• SET OF TASKS:
(1) Reproduce the stretch of the fund share-class passage from "Investment income, realized" through "to class-specific arrangements.".
(2) Carry on the fund share-class passage from the point where it stops.

• PAGE EXCERPT:
......

The Fund offers multiple classes of shares which provide investors with different purchase options. Class A shares are offered to investors subject to an initial sales charge. Class C shares are offered to investors without an initial sales charge but are subject to higher ongoing expenses than Class A shares and a contingent deferred sales charge payable upon certain redemptions within one year of purchase. Institutional Class shares are offered to a limited group of investors, are not subject to initial or contingent deferred sales charges and have lower ongoing expenses than other classes. Class S shares are not subject to initial or contingent deferred sales charges and are generally not available to new investors except under certain circumstances.
Investment income, realized and unrealized gains and losses, and certain fund-level expenses and expense reductions, if any, are borne pro rata on the basis of relative net assets by the holders of all classes of shares, except that each class bears certain expenses unique to that class such as distribution and service fees, services to shareholders and certain other class-specific expenses. Differences in class-level expenses may result in payment of different per share dividends by class. All shares of the Fund have equal rights with respect to voting subject to class-specific arrangements.
The Fund's financial statements are prepared in accordance with accounting principles generally accepted in the United States of America which require the use of management estimates. Actual results could differ from those estimates. The policies described below are followed consistently by the Fund in the preparation of its financial statements.

......

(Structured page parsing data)
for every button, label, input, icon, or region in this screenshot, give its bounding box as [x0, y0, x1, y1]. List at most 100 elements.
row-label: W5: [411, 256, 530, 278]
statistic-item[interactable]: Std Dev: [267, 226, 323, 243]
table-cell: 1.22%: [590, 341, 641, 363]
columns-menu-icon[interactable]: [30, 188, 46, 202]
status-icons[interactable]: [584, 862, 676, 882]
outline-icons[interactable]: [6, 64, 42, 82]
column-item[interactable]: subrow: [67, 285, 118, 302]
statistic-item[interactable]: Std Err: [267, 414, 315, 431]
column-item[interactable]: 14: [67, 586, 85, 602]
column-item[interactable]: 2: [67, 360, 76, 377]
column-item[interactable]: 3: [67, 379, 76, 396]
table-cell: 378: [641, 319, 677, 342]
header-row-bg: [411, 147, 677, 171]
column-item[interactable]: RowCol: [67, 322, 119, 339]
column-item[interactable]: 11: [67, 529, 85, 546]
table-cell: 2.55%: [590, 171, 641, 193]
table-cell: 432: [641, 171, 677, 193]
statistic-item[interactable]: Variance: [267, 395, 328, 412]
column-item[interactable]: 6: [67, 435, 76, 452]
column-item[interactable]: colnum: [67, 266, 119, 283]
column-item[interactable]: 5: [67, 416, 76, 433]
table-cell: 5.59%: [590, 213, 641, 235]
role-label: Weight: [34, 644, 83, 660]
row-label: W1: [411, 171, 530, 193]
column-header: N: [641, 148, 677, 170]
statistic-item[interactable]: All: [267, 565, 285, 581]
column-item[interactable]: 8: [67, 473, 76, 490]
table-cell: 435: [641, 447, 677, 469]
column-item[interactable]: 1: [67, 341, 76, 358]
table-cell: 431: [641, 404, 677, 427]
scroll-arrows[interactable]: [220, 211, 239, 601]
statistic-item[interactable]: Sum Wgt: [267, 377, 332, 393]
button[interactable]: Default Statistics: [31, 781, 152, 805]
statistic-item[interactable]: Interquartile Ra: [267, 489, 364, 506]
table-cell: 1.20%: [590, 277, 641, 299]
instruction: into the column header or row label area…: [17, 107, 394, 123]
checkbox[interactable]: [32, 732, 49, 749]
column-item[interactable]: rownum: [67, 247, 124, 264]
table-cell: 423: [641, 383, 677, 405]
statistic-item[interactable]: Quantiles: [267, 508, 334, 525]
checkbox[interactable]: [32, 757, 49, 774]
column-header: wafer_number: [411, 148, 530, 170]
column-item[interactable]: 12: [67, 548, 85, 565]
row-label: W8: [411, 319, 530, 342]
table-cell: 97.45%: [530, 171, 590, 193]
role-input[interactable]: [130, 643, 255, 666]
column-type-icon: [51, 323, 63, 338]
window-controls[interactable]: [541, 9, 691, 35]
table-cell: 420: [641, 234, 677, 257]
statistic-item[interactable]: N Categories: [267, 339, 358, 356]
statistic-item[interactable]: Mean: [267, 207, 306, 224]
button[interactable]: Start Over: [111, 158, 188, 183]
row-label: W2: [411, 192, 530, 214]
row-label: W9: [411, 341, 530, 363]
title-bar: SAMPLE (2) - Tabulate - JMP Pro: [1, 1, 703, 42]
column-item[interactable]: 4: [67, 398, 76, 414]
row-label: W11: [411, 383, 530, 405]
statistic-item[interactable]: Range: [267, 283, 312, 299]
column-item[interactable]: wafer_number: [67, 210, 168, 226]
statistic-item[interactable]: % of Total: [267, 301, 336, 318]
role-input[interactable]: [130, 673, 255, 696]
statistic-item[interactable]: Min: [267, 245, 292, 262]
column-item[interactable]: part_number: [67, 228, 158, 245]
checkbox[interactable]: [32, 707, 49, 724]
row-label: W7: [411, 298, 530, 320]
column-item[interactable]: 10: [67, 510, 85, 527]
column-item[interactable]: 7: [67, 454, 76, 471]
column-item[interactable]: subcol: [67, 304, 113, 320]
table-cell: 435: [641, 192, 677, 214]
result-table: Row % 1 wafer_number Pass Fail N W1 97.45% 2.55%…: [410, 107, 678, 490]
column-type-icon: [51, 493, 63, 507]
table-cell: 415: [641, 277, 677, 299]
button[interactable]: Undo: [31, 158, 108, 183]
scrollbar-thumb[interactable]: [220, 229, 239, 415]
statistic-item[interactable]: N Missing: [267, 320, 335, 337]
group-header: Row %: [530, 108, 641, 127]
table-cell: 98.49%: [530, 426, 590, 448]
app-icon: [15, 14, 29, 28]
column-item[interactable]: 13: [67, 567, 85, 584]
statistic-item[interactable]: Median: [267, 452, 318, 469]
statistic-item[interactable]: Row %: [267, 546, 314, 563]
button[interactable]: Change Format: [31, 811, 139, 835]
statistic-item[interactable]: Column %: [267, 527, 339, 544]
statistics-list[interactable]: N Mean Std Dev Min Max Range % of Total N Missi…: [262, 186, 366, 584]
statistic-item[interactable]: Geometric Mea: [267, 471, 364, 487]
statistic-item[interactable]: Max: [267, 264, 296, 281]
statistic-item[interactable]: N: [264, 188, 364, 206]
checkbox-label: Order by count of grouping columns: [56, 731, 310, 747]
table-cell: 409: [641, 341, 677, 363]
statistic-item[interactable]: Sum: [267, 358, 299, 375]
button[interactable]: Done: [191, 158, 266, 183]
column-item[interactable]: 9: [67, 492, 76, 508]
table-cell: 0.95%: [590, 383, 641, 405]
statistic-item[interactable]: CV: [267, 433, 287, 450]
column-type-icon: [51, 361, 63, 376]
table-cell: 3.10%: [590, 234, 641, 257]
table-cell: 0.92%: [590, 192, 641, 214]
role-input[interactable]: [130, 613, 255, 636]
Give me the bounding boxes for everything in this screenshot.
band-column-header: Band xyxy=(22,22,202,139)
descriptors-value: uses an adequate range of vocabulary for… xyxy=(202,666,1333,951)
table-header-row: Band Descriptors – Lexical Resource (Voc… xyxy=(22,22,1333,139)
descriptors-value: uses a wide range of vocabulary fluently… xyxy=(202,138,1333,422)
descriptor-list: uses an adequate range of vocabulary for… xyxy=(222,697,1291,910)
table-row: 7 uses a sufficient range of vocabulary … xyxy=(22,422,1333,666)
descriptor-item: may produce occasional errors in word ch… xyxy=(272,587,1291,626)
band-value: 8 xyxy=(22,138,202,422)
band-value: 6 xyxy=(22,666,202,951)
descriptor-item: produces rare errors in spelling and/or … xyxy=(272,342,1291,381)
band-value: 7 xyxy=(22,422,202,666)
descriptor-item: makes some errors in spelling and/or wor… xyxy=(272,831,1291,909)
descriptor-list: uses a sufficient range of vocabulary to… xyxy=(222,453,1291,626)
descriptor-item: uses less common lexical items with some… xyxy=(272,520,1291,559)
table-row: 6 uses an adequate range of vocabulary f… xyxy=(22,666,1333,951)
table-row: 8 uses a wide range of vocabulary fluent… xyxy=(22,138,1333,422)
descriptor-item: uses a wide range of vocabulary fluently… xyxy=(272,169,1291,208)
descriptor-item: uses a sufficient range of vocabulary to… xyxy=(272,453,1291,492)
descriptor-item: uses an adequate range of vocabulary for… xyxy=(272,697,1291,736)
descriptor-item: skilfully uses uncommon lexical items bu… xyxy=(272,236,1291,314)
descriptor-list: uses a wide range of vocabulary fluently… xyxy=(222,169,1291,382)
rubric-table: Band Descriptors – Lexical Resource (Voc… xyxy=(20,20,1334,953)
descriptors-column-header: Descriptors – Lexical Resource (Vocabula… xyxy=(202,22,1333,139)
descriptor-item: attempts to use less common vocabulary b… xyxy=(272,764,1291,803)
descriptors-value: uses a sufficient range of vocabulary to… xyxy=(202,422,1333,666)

......

• RESPONSES FOR EACH TASK:
(1)
Investment income, realized and unrealized gains and losses, and certain fund-level expenses and expense reductions, if any, are borne pro rata on the basis of relative net assets by the holders of all classes of shares, except that each class bears certain expenses unique to that class such as distribution and service fees, services to shareholders and certain other class-specific expenses. Differences in class-level expenses may result in payment of different per share dividends by class. All shares of the Fund have equal rights with respect to voting subject to class-specific arrangements.

(2)
Security Valuation. Investments are stated at value determined as of the close of regular trading on the New York Stock Exchange on each day the exchange is open for trading. Equity securities and closed end investment companies are valued at the most recent sale price or official closing price reported on the exchange (US or foreign) or over-the-counter market on which the security is traded most extensively. Securities for which no sales are reported are valued at the calculated mean between the most recent bid and asked quotations on the relevant market or, if a mean cannot be determined, at the most recent bid quotation.
Debt securities are valued by independent pricing services approved by the Trustees of the Fund. If the pricing services are unable to provide valuations, the securities are valued at the average of the means based on the most recent bid or evaluated price, as applicable, obtained from a broker-dealer. Such services may use various pricing techniques which take into account appropriate factors such as yield, quality, coupon rate, maturity, type of issue, trading characteristics and other data, as well as broker quotes.
Money market instruments purchased with an original or remaining maturity of sixty days or less, maturing at par, are valued at amortized cost. Investments in open-end investment companies and Cash Management QP Trust are valued at their net asset value each business day.
Securities and other assets for which market quotations are not readily available or for which the above valuation procedures are deemed not to reflect fair value are valued in a manner that is intended to reflect their fair value as determined in accordance with procedures approved by the Trustees. The Fund may use a fair valuation model to value international equity securities in order to adjust for events which may occur between the close of the foreign exchanges and the close of the New York Stock Exchange.
In September 2006, the Financial Accounting Standards Board (FASB) released Statement of Financial Accounting Standards No. 157, "Fair Value Measurements" ("FAS 157"). FAS 157 defines fair value, establishes a framework for measuring fair value and expands disclosures about fair value measurements. FAS 157 is effective for fiscal years beginning after November 15, 2007. As of December 31, 2007, management does not believe the adoption of FAS 157 will impact the amounts reported in the financial statements, however, additional disclosures will be required about the inputs used to develop the measurements of fair value and the effect of certain of the measurements reported in the statement of operations for a fiscal period.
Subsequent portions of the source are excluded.